## BRANO CITATO
- - - - - - -

Arnold Schönberg: l’Espressionismo nella musica – Schoenberg Kandinskij

Arnold Schönberg: l’Espressionismo nella musica

Il movimento d’avanguardia che si sviluppa a Monaco, attorno al 1910, è più sereno e più disposto a scambi di tipo formale con gli artisti francesi del tempo rispetto alla Brücke, di più forte impatto polemico e di rottura con la tradizione.

Qui il clima culturale è ricco e vivace e porta alla nascita di un espressionismo anche di tipo musicale, soprattutto grazie agli stimoli provenienti dal gruppo del Blaue Reiter. Il desiderio di questi artisti, infatti, era quello di stabilire delle relazioni continue con la nuova musica e la nuova arte del balletto, con problemi politici, con i grandi temi del rapporto tra arte e scienza, filosofia e religione.

Attorno al 1909-1910, si crea una densa e fitta relazione tra Arnold Schönberg, musicista ebreo dal carattere tormentato, e Vasilij Kandinskij, pittore russo d’indole più scaltra e rigorosa.

Con il testo Lo Spirituale nell’Arte del 1911, Kandinskij fonda la sua teoria dell’astrattismo e sancisce, così, la dissoluzione del vecchio legame tra pittura e natura; nello stesso anno Schönberg, con il Trattato di armonia, compie la medesima operazione in ambito musicale, teorizzando la nuova musica atonale.

- - - - - - -

## CONTENUTO DEI DATI
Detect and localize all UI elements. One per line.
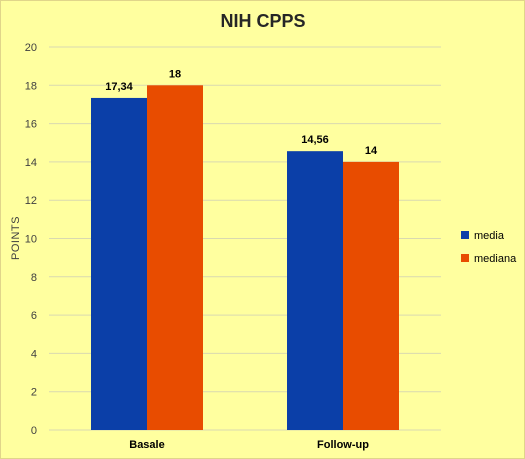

- - - - - - -

## DETTAGLI DEL COMPITO
Trascrivi parola per parola il brano su Schönberg, tutto il tratto che va da "Attorno al 1909-1910, si" fino a "nuova musica atonale." incluso.

## RISPOSTA COMPLETA
Attorno al 1909-1910, si crea una densa e fitta relazione tra Arnold Schönberg, musicista ebreo dal carattere tormentato, e Vasilij Kandinskij, pittore russo d’indole più scaltra e rigorosa.

Con il testo Lo Spirituale nell’Arte del 1911, Kandinskij fonda la sua teoria dell’astrattismo e sancisce, così, la dissoluzione del vecchio legame tra pittura e natura; nello stesso anno Schönberg, con il Trattato di armonia, compie la medesima operazione in ambito musicale, teorizzando la nuova musica atonale.